## Task prompt
Check each line of the material. Copy those containing "document".

## Records provided

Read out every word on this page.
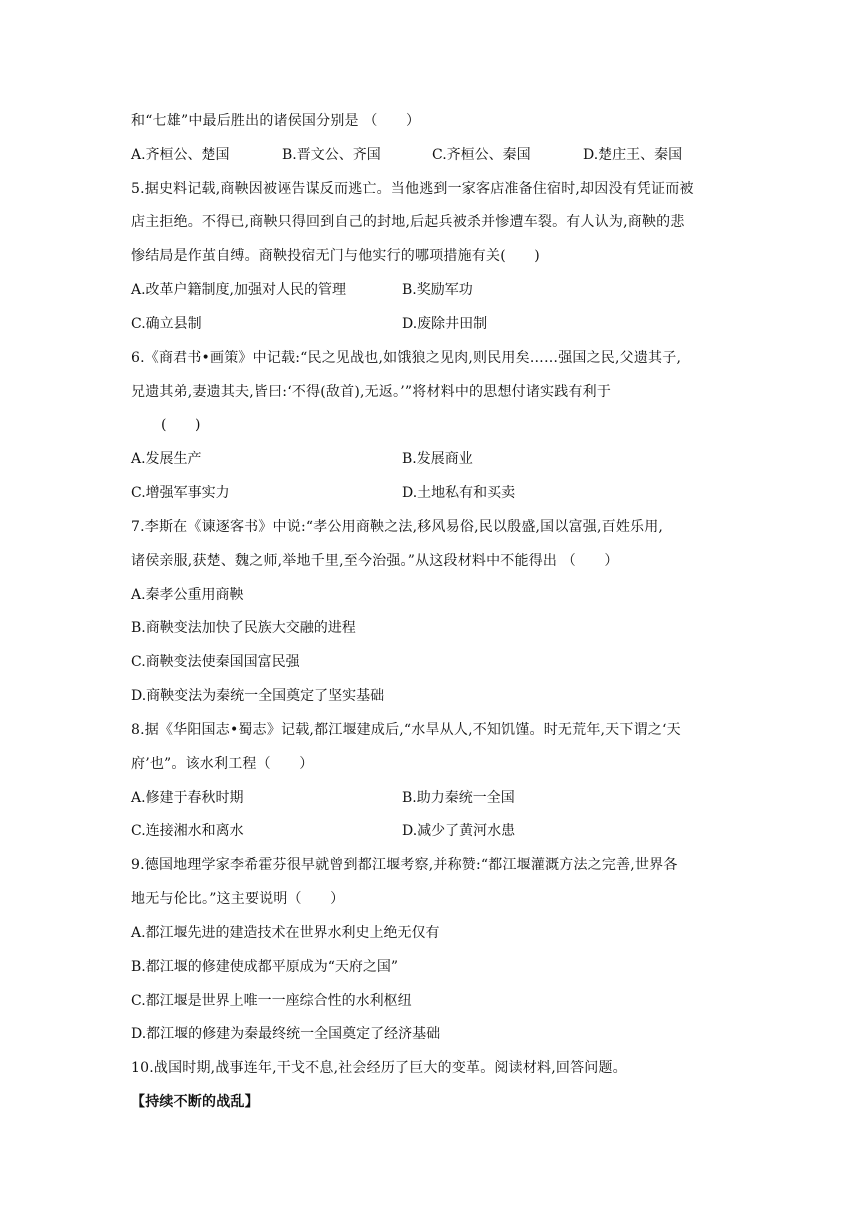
和“七雄”中最后胜出的诸侯国分别是 （　　）
A.齐桓公、楚国	B.晋文公、齐国	C.齐桓公、秦国	D.楚庄王、秦国
5.据史料记载,商鞅因被诬告谋反而逃亡。当他逃到一家客店准备住宿时,却因没有凭证而被
店主拒绝。不得已,商鞅只得回到自己的封地,后起兵被杀并惨遭车裂。有人认为,商鞅的悲
惨结局是作茧自缚。商鞅投宿无门与他实行的哪项措施有关(　　)
A.改革户籍制度,加强对人民的管理	B.奖励军功
C.确立县制	D.废除井田制
6.《商君书•画策》中记载:“民之见战也,如饿狼之见肉,则民用矣……强国之民,父遗其子,
兄遗其弟,妻遗其夫,皆曰:‘不得(敌首),无返。’”将材料中的思想付诸实践有利于
(　　)
A.发展生产	B.发展商业
C.增强军事实力	D.土地私有和买卖
7.李斯在《谏逐客书》中说:“孝公用商鞅之法,移风易俗,民以殷盛,国以富强,百姓乐用,
诸侯亲服,获楚、魏之师,举地千里,至今治强。”从这段材料中不能得出 （　　）
A.秦孝公重用商鞅
B.商鞅变法加快了民族大交融的进程
C.商鞅变法使秦国国富民强
D.商鞅变法为秦统一全国奠定了坚实基础
8.据《华阳国志•蜀志》记载,都江堰建成后,“水旱从人,不知饥馑。时无荒年,天下谓之‘天
府’也”。该水利工程（　　）
A.修建于春秋时期	B.助力秦统一全国
C.连接湘水和离水	D.减少了黄河水患
9.德国地理学家李希霍芬很早就曾到都江堰考察,并称赞:“都江堰灌溉方法之完善,世界各
地无与伦比。”这主要说明（　　）
A.都江堰先进的建造技术在世界水利史上绝无仅有
B.都江堰的修建使成都平原成为“天府之国”
C.都江堰是世界上唯一一座综合性的水利枢纽
D.都江堰的修建为秦最终统一全国奠定了经济基础
10.战国时期,战事连年,干戈不息,社会经历了巨大的变革。阅读材料,回答问题。
【持续不断的战乱】
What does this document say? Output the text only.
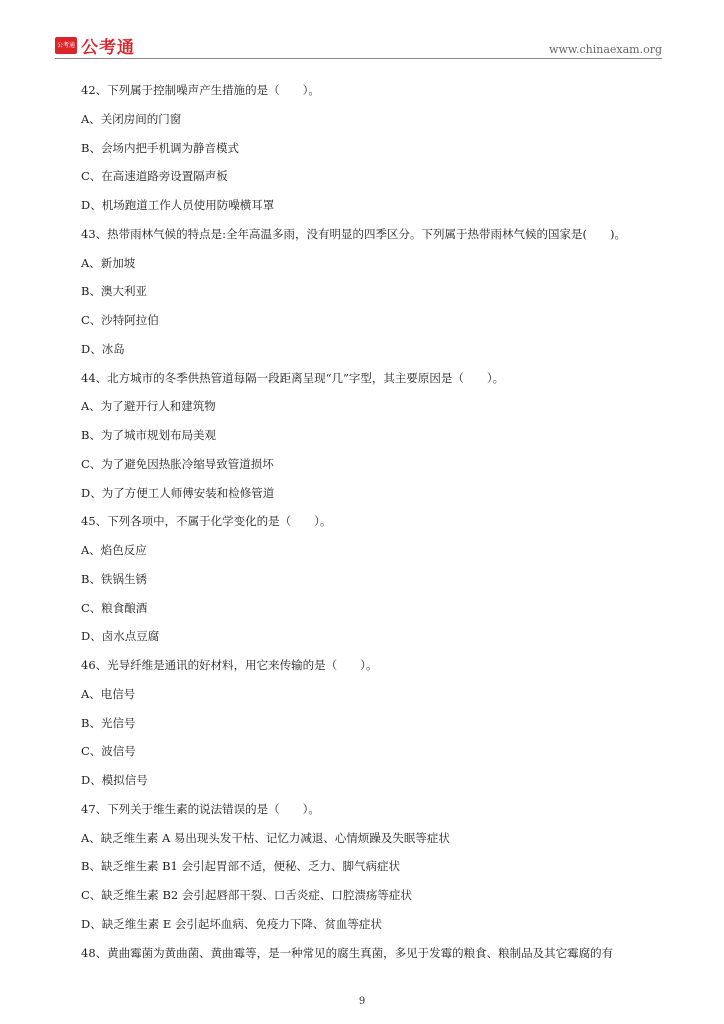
公考通 公考通	www.chinaexam.org
42、下列属于控制噪声产生措施的是（　　）。
A、关闭房间的门窗
B、会场内把手机调为静音模式
C、在高速道路旁设置隔声板
D、机场跑道工作人员使用防噪横耳罩
43、热带雨林气候的特点是:全年高温多雨，没有明显的四季区分。下列属于热带雨林气候的国家是(　　)。
A、新加坡
B、澳大利亚
C、沙特阿拉伯
D、冰岛
44、北方城市的冬季供热管道每隔一段距离呈现“几”字型，其主要原因是（　　）。
A、为了避开行人和建筑物
B、为了城市规划布局美观
C、为了避免因热胀冷缩导致管道损坏
D、为了方便工人师傅安装和检修管道
45、下列各项中，不属于化学变化的是（　　）。
A、焰色反应
B、铁锅生锈
C、粮食酿酒
D、卤水点豆腐
46、光导纤维是通讯的好材料，用它来传输的是（　　）。
A、电信号
B、光信号
C、波信号
D、模拟信号
47、下列关于维生素的说法错误的是（　　）。
A、缺乏维生素 A 易出现头发干枯、记忆力减退、心情烦躁及失眠等症状
B、缺乏维生素 B1 会引起胃部不适，便秘、乏力、脚气病症状
C、缺乏维生素 B2 会引起唇部干裂、口舌炎症、口腔溃疡等症状
D、缺乏维生素 E 会引起坏血病、免疫力下降、贫血等症状
48、黄曲霉菌为黄曲菌、黄曲霉等，是一种常见的腐生真菌，多见于发霉的粮食、粮制品及其它霉腐的有
9
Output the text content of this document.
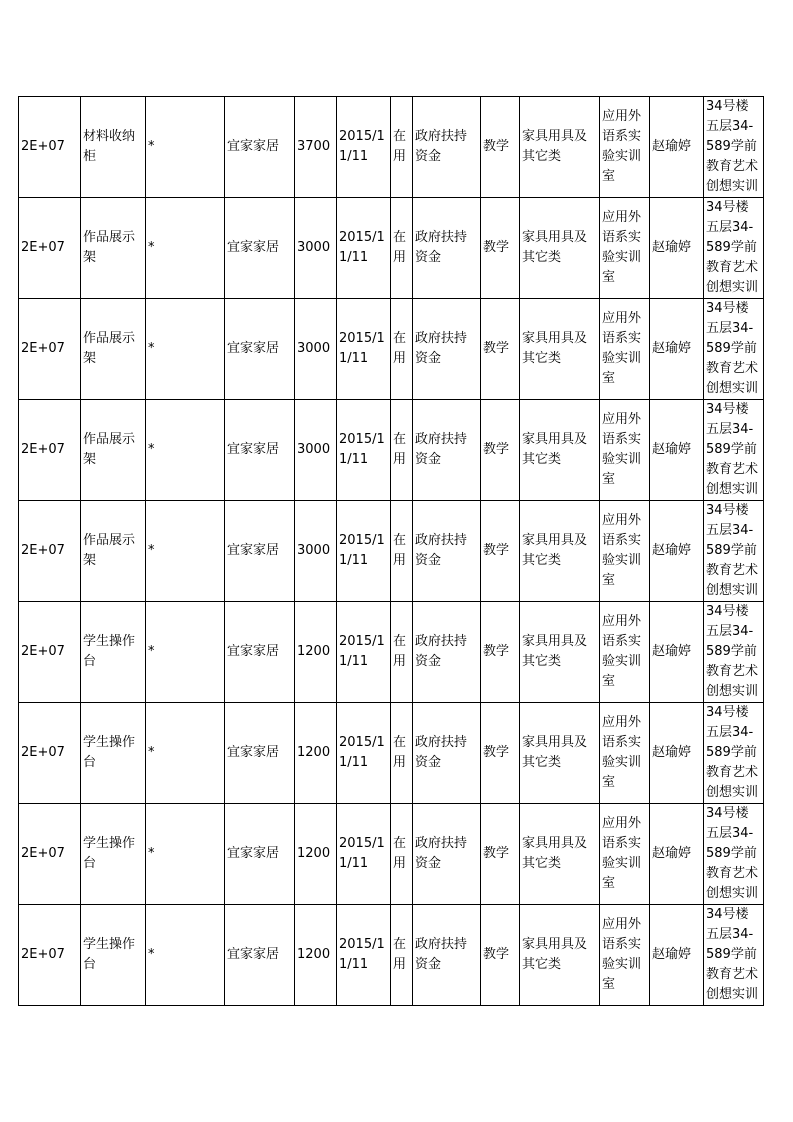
2E+07	材料收纳柜	*	宜家家居	3700	2015/11/11	在用	政府扶持资金	教学	家具用具及其它类	应用外语系实验实训室	赵瑜婷	34号楼五层34-589学前教育艺术创想实训
2E+07	作品展示架	*	宜家家居	3000	2015/11/11	在用	政府扶持资金	教学	家具用具及其它类	应用外语系实验实训室	赵瑜婷	34号楼五层34-589学前教育艺术创想实训
2E+07	作品展示架	*	宜家家居	3000	2015/11/11	在用	政府扶持资金	教学	家具用具及其它类	应用外语系实验实训室	赵瑜婷	34号楼五层34-589学前教育艺术创想实训
2E+07	作品展示架	*	宜家家居	3000	2015/11/11	在用	政府扶持资金	教学	家具用具及其它类	应用外语系实验实训室	赵瑜婷	34号楼五层34-589学前教育艺术创想实训
2E+07	作品展示架	*	宜家家居	3000	2015/11/11	在用	政府扶持资金	教学	家具用具及其它类	应用外语系实验实训室	赵瑜婷	34号楼五层34-589学前教育艺术创想实训
2E+07	学生操作台	*	宜家家居	1200	2015/11/11	在用	政府扶持资金	教学	家具用具及其它类	应用外语系实验实训室	赵瑜婷	34号楼五层34-589学前教育艺术创想实训
2E+07	学生操作台	*	宜家家居	1200	2015/11/11	在用	政府扶持资金	教学	家具用具及其它类	应用外语系实验实训室	赵瑜婷	34号楼五层34-589学前教育艺术创想实训
2E+07	学生操作台	*	宜家家居	1200	2015/11/11	在用	政府扶持资金	教学	家具用具及其它类	应用外语系实验实训室	赵瑜婷	34号楼五层34-589学前教育艺术创想实训
2E+07	学生操作台	*	宜家家居	1200	2015/11/11	在用	政府扶持资金	教学	家具用具及其它类	应用外语系实验实训室	赵瑜婷	34号楼五层34-589学前教育艺术创想实训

## Final result
What does this document say? Output the text only.
Output the text content of this document.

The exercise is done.